Data extracted from a collection
·····

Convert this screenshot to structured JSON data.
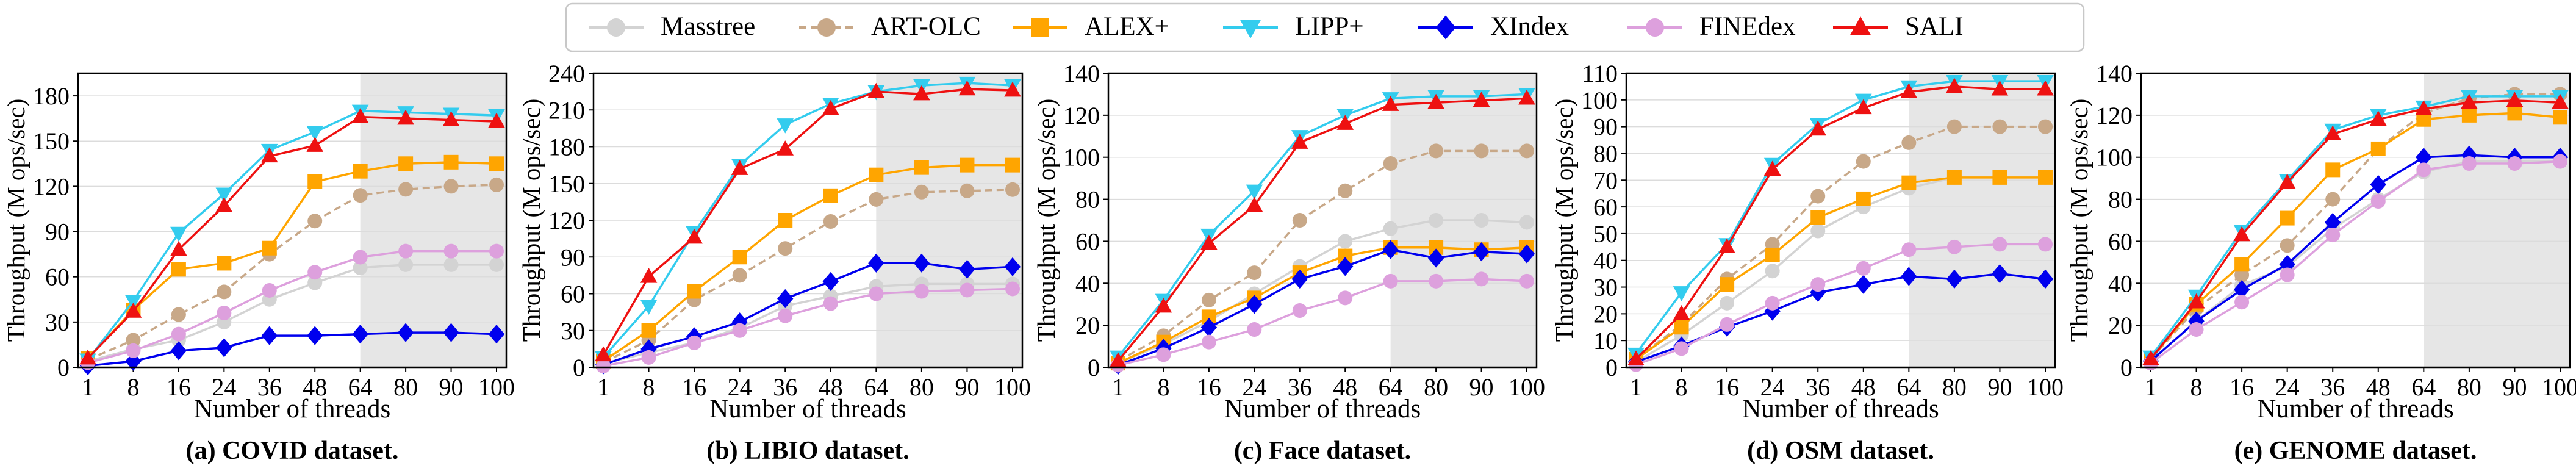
{
  "legend": {
    "items": [
      {
        "name": "Masstree",
        "color": "#d3d3d3",
        "marker": "circle",
        "dashed": false
      },
      {
        "name": "ART-OLC",
        "color": "#c8a888",
        "marker": "circle",
        "dashed": true
      },
      {
        "name": "ALEX+",
        "color": "#ffa500",
        "marker": "square",
        "dashed": false
      },
      {
        "name": "LIPP+",
        "color": "#33ccee",
        "marker": "triangle-down",
        "dashed": false
      },
      {
        "name": "XIndex",
        "color": "#0000ee",
        "marker": "diamond",
        "dashed": false
      },
      {
        "name": "FINEdex",
        "color": "#dda0dd",
        "marker": "circle",
        "dashed": false
      },
      {
        "name": "SALI",
        "color": "#ee1111",
        "marker": "triangle-up",
        "dashed": false
      }
    ]
  },
  "chart_data": [
    {
      "type": "line",
      "title": "(a) COVID dataset.",
      "xlabel": "Number of threads",
      "ylabel": "Throughput (M ops/sec)",
      "x": [
        1,
        8,
        16,
        24,
        36,
        48,
        64,
        80,
        90,
        100
      ],
      "x_tick_labels": [
        "1",
        "8",
        "16",
        "24",
        "36",
        "48",
        "64",
        "80",
        "90",
        "100"
      ],
      "ylim": [
        0,
        195
      ],
      "y_ticks": [
        0,
        30,
        60,
        90,
        120,
        150,
        180
      ],
      "shaded_from": "64",
      "series": [
        {
          "name": "Masstree",
          "values": [
            4,
            12,
            18,
            30,
            45,
            56,
            66,
            68,
            68,
            68
          ]
        },
        {
          "name": "ART-OLC",
          "values": [
            5,
            18,
            35,
            50,
            75,
            97,
            114,
            118,
            120,
            121
          ]
        },
        {
          "name": "ALEX+",
          "values": [
            6,
            38,
            65,
            69,
            79,
            123,
            130,
            135,
            136,
            135
          ]
        },
        {
          "name": "LIPP+",
          "values": [
            5,
            44,
            89,
            115,
            144,
            156,
            170,
            169,
            168,
            167
          ]
        },
        {
          "name": "XIndex",
          "values": [
            1,
            4,
            11,
            13,
            21,
            21,
            22,
            23,
            23,
            22
          ]
        },
        {
          "name": "FINEdex",
          "values": [
            3,
            11,
            22,
            36,
            51,
            63,
            73,
            77,
            77,
            77
          ]
        },
        {
          "name": "SALI",
          "values": [
            6,
            37,
            78,
            107,
            140,
            147,
            166,
            165,
            164,
            163
          ]
        }
      ]
    },
    {
      "type": "line",
      "title": "(b) LIBIO dataset.",
      "xlabel": "Number of threads",
      "ylabel": "Throughput (M ops/sec)",
      "x": [
        1,
        8,
        16,
        24,
        36,
        48,
        64,
        80,
        90,
        100
      ],
      "x_tick_labels": [
        "1",
        "8",
        "16",
        "24",
        "36",
        "48",
        "64",
        "80",
        "90",
        "100"
      ],
      "ylim": [
        0,
        240
      ],
      "y_ticks": [
        0,
        30,
        60,
        90,
        120,
        150,
        180,
        210,
        240
      ],
      "shaded_from": "64",
      "series": [
        {
          "name": "Masstree",
          "values": [
            3,
            12,
            20,
            32,
            50,
            58,
            66,
            68,
            68,
            68
          ]
        },
        {
          "name": "ART-OLC",
          "values": [
            4,
            22,
            55,
            75,
            97,
            119,
            137,
            143,
            144,
            145
          ]
        },
        {
          "name": "ALEX+",
          "values": [
            5,
            30,
            62,
            90,
            120,
            140,
            157,
            163,
            165,
            165
          ]
        },
        {
          "name": "LIPP+",
          "values": [
            8,
            50,
            110,
            165,
            198,
            215,
            225,
            230,
            232,
            230
          ]
        },
        {
          "name": "XIndex",
          "values": [
            2,
            15,
            25,
            37,
            56,
            70,
            85,
            85,
            80,
            82
          ]
        },
        {
          "name": "FINEdex",
          "values": [
            1,
            8,
            20,
            30,
            42,
            52,
            60,
            62,
            63,
            64
          ]
        },
        {
          "name": "SALI",
          "values": [
            10,
            74,
            106,
            162,
            178,
            211,
            225,
            223,
            227,
            226
          ]
        }
      ]
    },
    {
      "type": "line",
      "title": "(c) Face dataset.",
      "xlabel": "Number of threads",
      "ylabel": "Throughput (M ops/sec)",
      "x": [
        1,
        8,
        16,
        24,
        36,
        48,
        64,
        80,
        90,
        100
      ],
      "x_tick_labels": [
        "1",
        "8",
        "16",
        "24",
        "36",
        "48",
        "64",
        "80",
        "90",
        "100"
      ],
      "ylim": [
        0,
        140
      ],
      "y_ticks": [
        0,
        20,
        40,
        60,
        80,
        100,
        120,
        140
      ],
      "shaded_from": "64",
      "series": [
        {
          "name": "Masstree",
          "values": [
            2,
            11,
            22,
            35,
            48,
            60,
            66,
            70,
            70,
            69
          ]
        },
        {
          "name": "ART-OLC",
          "values": [
            3,
            15,
            32,
            45,
            70,
            84,
            97,
            103,
            103,
            103
          ]
        },
        {
          "name": "ALEX+",
          "values": [
            2,
            12,
            24,
            33,
            45,
            53,
            57,
            57,
            56,
            57
          ]
        },
        {
          "name": "LIPP+",
          "values": [
            5,
            32,
            63,
            84,
            110,
            120,
            128,
            129,
            129,
            130
          ]
        },
        {
          "name": "XIndex",
          "values": [
            1,
            9,
            19,
            30,
            42,
            48,
            56,
            52,
            55,
            54
          ]
        },
        {
          "name": "FINEdex",
          "values": [
            1,
            6,
            12,
            18,
            27,
            33,
            41,
            41,
            42,
            41
          ]
        },
        {
          "name": "SALI",
          "values": [
            3,
            29,
            59,
            77,
            107,
            116,
            125,
            126,
            127,
            128
          ]
        }
      ]
    },
    {
      "type": "line",
      "title": "(d) OSM dataset.",
      "xlabel": "Number of threads",
      "ylabel": "Throughput (M ops/sec)",
      "x": [
        1,
        8,
        16,
        24,
        36,
        48,
        64,
        80,
        90,
        100
      ],
      "x_tick_labels": [
        "1",
        "8",
        "16",
        "24",
        "36",
        "48",
        "64",
        "80",
        "90",
        "100"
      ],
      "ylim": [
        0,
        110
      ],
      "y_ticks": [
        0,
        10,
        20,
        30,
        40,
        50,
        60,
        70,
        80,
        90,
        100,
        110
      ],
      "shaded_from": "64",
      "series": [
        {
          "name": "Masstree",
          "values": [
            2,
            12,
            24,
            36,
            51,
            60,
            67,
            71,
            71,
            71
          ]
        },
        {
          "name": "ART-OLC",
          "values": [
            3,
            16,
            33,
            46,
            64,
            77,
            84,
            90,
            90,
            90
          ]
        },
        {
          "name": "ALEX+",
          "values": [
            3,
            15,
            31,
            42,
            56,
            63,
            69,
            71,
            71,
            71
          ]
        },
        {
          "name": "LIPP+",
          "values": [
            5,
            28,
            46,
            76,
            91,
            100,
            105,
            107,
            107,
            107
          ]
        },
        {
          "name": "XIndex",
          "values": [
            2,
            8,
            15,
            21,
            28,
            31,
            34,
            33,
            35,
            33
          ]
        },
        {
          "name": "FINEdex",
          "values": [
            1,
            7,
            16,
            24,
            31,
            37,
            44,
            45,
            46,
            46
          ]
        },
        {
          "name": "SALI",
          "values": [
            3,
            20,
            45,
            74,
            89,
            97,
            103,
            105,
            104,
            104
          ]
        }
      ]
    },
    {
      "type": "line",
      "title": "(e) GENOME dataset.",
      "xlabel": "Number of threads",
      "ylabel": "Throughput (M ops/sec)",
      "x": [
        1,
        8,
        16,
        24,
        36,
        48,
        64,
        80,
        90,
        100
      ],
      "x_tick_labels": [
        "1",
        "8",
        "16",
        "24",
        "36",
        "48",
        "64",
        "80",
        "90",
        "100"
      ],
      "ylim": [
        0,
        140
      ],
      "y_ticks": [
        0,
        20,
        40,
        60,
        80,
        100,
        120,
        140
      ],
      "shaded_from": "64",
      "series": [
        {
          "name": "Masstree",
          "values": [
            3,
            22,
            39,
            48,
            66,
            80,
            93,
            98,
            98,
            98
          ]
        },
        {
          "name": "ART-OLC",
          "values": [
            4,
            28,
            44,
            58,
            80,
            104,
            121,
            128,
            130,
            130
          ]
        },
        {
          "name": "ALEX+",
          "values": [
            4,
            30,
            49,
            71,
            94,
            104,
            118,
            120,
            121,
            119
          ]
        },
        {
          "name": "LIPP+",
          "values": [
            5,
            34,
            65,
            89,
            113,
            120,
            124,
            129,
            129,
            129
          ]
        },
        {
          "name": "XIndex",
          "values": [
            3,
            22,
            37,
            49,
            69,
            87,
            100,
            101,
            100,
            100
          ]
        },
        {
          "name": "FINEdex",
          "values": [
            2,
            18,
            31,
            44,
            63,
            79,
            94,
            97,
            97,
            98
          ]
        },
        {
          "name": "SALI",
          "values": [
            4,
            31,
            63,
            88,
            111,
            118,
            123,
            126,
            127,
            126
          ]
        }
      ]
    }
  ]
}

·····

→ **What you will do**:
For the records above, state how many lines contain "title". Add nothing to the number.

→ **Worked solution**:
5